• Problem:
Reproduce each line exactly.

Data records
□ □ □ □ □

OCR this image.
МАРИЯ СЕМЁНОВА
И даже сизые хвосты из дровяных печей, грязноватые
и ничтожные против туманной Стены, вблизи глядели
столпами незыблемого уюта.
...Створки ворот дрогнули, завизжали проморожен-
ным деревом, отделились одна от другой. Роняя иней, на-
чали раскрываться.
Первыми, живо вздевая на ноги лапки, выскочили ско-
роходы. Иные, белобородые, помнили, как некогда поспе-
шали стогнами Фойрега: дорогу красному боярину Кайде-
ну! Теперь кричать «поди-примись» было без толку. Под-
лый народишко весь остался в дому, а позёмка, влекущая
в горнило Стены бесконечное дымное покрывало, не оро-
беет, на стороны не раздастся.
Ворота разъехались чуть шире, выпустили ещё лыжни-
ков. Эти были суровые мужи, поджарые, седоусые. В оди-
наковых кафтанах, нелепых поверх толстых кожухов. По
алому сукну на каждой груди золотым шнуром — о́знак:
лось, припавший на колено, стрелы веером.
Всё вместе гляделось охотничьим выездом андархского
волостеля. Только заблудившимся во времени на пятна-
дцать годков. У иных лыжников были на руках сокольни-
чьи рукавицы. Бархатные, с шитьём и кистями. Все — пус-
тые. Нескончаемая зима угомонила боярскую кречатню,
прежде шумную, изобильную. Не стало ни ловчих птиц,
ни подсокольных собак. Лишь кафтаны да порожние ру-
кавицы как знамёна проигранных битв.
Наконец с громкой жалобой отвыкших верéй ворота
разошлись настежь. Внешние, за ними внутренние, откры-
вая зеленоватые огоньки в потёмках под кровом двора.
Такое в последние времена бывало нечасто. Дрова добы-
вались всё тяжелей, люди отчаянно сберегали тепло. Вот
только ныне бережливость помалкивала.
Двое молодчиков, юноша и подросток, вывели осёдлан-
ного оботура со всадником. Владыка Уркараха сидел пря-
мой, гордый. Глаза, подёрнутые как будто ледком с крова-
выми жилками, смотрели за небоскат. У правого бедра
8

□ □ □ □ □

• In response:
OCR this image.
МАРИЯ СЕМЁНОВА
И даже сизые хвосты из дровяных печей, грязноватые
и ничтожные против туманной Стены, вблизи глядели
столпами незыблемого уюта.
...Створки ворот дрогнули, завизжали проморожен-
ным деревом, отделились одна от другой. Роняя иней, на-
чали раскрываться.
Первыми, живо вздевая на ноги лапки, выскочили ско-
роходы. Иные, белобородые, помнили, как некогда поспе-
шали стогнами Фойрега: дорогу красному боярину Кайде-
ну! Теперь кричать «поди-примись» было без толку. Под-
лый народишко весь остался в дому, а позёмка, влекущая
в горнило Стены бесконечное дымное покрывало, не оро-
беет, на стороны не раздастся.
Ворота разъехались чуть шире, выпустили ещё лыжни-
ков. Эти были суровые мужи, поджарые, седоусые. В оди-
наковых кафтанах, нелепых поверх толстых кожухов. По
алому сукну на каждой груди золотым шнуром — о́знак:
лось, припавший на колено, стрелы веером.
Всё вместе гляделось охотничьим выездом андархского
волостеля. Только заблудившимся во времени на пятна-
дцать годков. У иных лыжников были на руках сокольни-
чьи рукавицы. Бархатные, с шитьём и кистями. Все — пус-
тые. Нескончаемая зима угомонила боярскую кречатню,
прежде шумную, изобильную. Не стало ни ловчих птиц,
ни подсокольных собак. Лишь кафтаны да порожние ру-
кавицы как знамёна проигранных битв.
Наконец с громкой жалобой отвыкших верéй ворота
разошлись настежь. Внешние, за ними внутренние, откры-
вая зеленоватые огоньки в потёмках под кровом двора.
Такое в последние времена бывало нечасто. Дрова добы-
вались всё тяжелей, люди отчаянно сберегали тепло. Вот
только ныне бережливость помалкивала.
Двое молодчиков, юноша и подросток, вывели осёдлан-
ного оботура со всадником. Владыка Уркараха сидел пря-
мой, гордый. Глаза, подёрнутые как будто ледком с крова-
выми жилками, смотрели за небоскат. У правого бедра
8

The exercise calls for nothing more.